*Written instruction*:
Below are some entries. Output each one exactly as it appears.

Structured figure records:

## START

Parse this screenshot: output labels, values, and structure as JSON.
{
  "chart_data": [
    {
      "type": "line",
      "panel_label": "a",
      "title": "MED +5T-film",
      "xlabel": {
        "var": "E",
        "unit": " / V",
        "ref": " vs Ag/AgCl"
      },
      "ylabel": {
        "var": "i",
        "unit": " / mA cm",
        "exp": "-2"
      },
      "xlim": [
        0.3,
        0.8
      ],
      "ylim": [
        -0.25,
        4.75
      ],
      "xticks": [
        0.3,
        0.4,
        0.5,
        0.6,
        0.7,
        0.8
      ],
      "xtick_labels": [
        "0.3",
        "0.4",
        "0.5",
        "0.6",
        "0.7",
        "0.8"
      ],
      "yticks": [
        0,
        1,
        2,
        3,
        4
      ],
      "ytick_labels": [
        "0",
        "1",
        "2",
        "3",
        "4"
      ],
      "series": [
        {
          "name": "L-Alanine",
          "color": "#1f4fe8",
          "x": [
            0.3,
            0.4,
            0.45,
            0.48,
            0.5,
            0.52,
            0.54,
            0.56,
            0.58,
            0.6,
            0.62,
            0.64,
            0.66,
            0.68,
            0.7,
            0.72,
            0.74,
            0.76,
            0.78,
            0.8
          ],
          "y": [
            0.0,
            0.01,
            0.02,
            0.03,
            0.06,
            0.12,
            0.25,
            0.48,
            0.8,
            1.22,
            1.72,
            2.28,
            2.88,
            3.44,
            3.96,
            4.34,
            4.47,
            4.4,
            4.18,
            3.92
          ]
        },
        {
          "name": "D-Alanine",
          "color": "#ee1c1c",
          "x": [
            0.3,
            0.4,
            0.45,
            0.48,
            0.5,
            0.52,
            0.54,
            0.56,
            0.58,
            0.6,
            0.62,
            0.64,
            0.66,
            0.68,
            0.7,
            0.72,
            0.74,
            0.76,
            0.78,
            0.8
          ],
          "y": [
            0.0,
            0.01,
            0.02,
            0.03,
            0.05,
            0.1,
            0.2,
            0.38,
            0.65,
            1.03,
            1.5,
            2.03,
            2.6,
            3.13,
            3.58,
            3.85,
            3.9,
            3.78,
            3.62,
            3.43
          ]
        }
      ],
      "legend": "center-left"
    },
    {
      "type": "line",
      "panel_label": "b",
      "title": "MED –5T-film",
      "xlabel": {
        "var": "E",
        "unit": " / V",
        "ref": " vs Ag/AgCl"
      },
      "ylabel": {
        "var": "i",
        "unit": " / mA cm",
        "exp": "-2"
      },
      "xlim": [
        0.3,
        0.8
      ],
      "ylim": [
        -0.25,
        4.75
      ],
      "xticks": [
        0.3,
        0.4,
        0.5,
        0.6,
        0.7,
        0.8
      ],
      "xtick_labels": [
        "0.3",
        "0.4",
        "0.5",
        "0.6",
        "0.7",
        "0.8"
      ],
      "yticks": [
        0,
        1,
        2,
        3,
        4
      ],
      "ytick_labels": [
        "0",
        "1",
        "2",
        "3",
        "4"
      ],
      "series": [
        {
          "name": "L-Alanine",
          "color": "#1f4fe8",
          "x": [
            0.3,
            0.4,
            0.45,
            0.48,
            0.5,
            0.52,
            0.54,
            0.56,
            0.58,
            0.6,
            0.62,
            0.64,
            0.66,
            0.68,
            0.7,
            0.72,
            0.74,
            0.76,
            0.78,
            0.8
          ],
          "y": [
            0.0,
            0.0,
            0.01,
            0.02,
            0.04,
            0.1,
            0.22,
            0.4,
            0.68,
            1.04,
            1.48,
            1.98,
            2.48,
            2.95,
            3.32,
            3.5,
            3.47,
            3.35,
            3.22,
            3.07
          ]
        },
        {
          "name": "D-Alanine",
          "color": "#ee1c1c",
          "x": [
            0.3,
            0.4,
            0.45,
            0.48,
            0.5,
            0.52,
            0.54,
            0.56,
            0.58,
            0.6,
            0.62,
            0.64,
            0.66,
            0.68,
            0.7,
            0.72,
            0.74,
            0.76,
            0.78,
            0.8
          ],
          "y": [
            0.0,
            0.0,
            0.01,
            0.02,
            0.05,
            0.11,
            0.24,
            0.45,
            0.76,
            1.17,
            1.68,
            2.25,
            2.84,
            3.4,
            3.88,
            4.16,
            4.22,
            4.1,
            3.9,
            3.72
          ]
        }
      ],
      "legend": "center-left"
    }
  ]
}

## END

*Task output*:
Parse this screenshot: output labels, values, and structure as JSON.
{
  "chart_data": [
    {
      "type": "line",
      "panel_label": "a",
      "title": "MED +5T-film",
      "xlabel": {
        "var": "E",
        "unit": " / V",
        "ref": " vs Ag/AgCl"
      },
      "ylabel": {
        "var": "i",
        "unit": " / mA cm",
        "exp": "-2"
      },
      "xlim": [
        0.3,
        0.8
      ],
      "ylim": [
        -0.25,
        4.75
      ],
      "xticks": [
        0.3,
        0.4,
        0.5,
        0.6,
        0.7,
        0.8
      ],
      "xtick_labels": [
        "0.3",
        "0.4",
        "0.5",
        "0.6",
        "0.7",
        "0.8"
      ],
      "yticks": [
        0,
        1,
        2,
        3,
        4
      ],
      "ytick_labels": [
        "0",
        "1",
        "2",
        "3",
        "4"
      ],
      "series": [
        {
          "name": "L-Alanine",
          "color": "#1f4fe8",
          "x": [
            0.3,
            0.4,
            0.45,
            0.48,
            0.5,
            0.52,
            0.54,
            0.56,
            0.58,
            0.6,
            0.62,
            0.64,
            0.66,
            0.68,
            0.7,
            0.72,
            0.74,
            0.76,
            0.78,
            0.8
          ],
          "y": [
            0.0,
            0.01,
            0.02,
            0.03,
            0.06,
            0.12,
            0.25,
            0.48,
            0.8,
            1.22,
            1.72,
            2.28,
            2.88,
            3.44,
            3.96,
            4.34,
            4.47,
            4.4,
            4.18,
            3.92
          ]
        },
        {
          "name": "D-Alanine",
          "color": "#ee1c1c",
          "x": [
            0.3,
            0.4,
            0.45,
            0.48,
            0.5,
            0.52,
            0.54,
            0.56,
            0.58,
            0.6,
            0.62,
            0.64,
            0.66,
            0.68,
            0.7,
            0.72,
            0.74,
            0.76,
            0.78,
            0.8
          ],
          "y": [
            0.0,
            0.01,
            0.02,
            0.03,
            0.05,
            0.1,
            0.2,
            0.38,
            0.65,
            1.03,
            1.5,
            2.03,
            2.6,
            3.13,
            3.58,
            3.85,
            3.9,
            3.78,
            3.62,
            3.43
          ]
        }
      ],
      "legend": "center-left"
    },
    {
      "type": "line",
      "panel_label": "b",
      "title": "MED –5T-film",
      "xlabel": {
        "var": "E",
        "unit": " / V",
        "ref": " vs Ag/AgCl"
      },
      "ylabel": {
        "var": "i",
        "unit": " / mA cm",
        "exp": "-2"
      },
      "xlim": [
        0.3,
        0.8
      ],
      "ylim": [
        -0.25,
        4.75
      ],
      "xticks": [
        0.3,
        0.4,
        0.5,
        0.6,
        0.7,
        0.8
      ],
      "xtick_labels": [
        "0.3",
        "0.4",
        "0.5",
        "0.6",
        "0.7",
        "0.8"
      ],
      "yticks": [
        0,
        1,
        2,
        3,
        4
      ],
      "ytick_labels": [
        "0",
        "1",
        "2",
        "3",
        "4"
      ],
      "series": [
        {
          "name": "L-Alanine",
          "color": "#1f4fe8",
          "x": [
            0.3,
            0.4,
            0.45,
            0.48,
            0.5,
            0.52,
            0.54,
            0.56,
            0.58,
            0.6,
            0.62,
            0.64,
            0.66,
            0.68,
            0.7,
            0.72,
            0.74,
            0.76,
            0.78,
            0.8
          ],
          "y": [
            0.0,
            0.0,
            0.01,
            0.02,
            0.04,
            0.1,
            0.22,
            0.4,
            0.68,
            1.04,
            1.48,
            1.98,
            2.48,
            2.95,
            3.32,
            3.5,
            3.47,
            3.35,
            3.22,
            3.07
          ]
        },
        {
          "name": "D-Alanine",
          "color": "#ee1c1c",
          "x": [
            0.3,
            0.4,
            0.45,
            0.48,
            0.5,
            0.52,
            0.54,
            0.56,
            0.58,
            0.6,
            0.62,
            0.64,
            0.66,
            0.68,
            0.7,
            0.72,
            0.74,
            0.76,
            0.78,
            0.8
          ],
          "y": [
            0.0,
            0.0,
            0.01,
            0.02,
            0.05,
            0.11,
            0.24,
            0.45,
            0.76,
            1.17,
            1.68,
            2.25,
            2.84,
            3.4,
            3.88,
            4.16,
            4.22,
            4.1,
            3.9,
            3.72
          ]
        }
      ],
      "legend": "center-left"
    }
  ]
}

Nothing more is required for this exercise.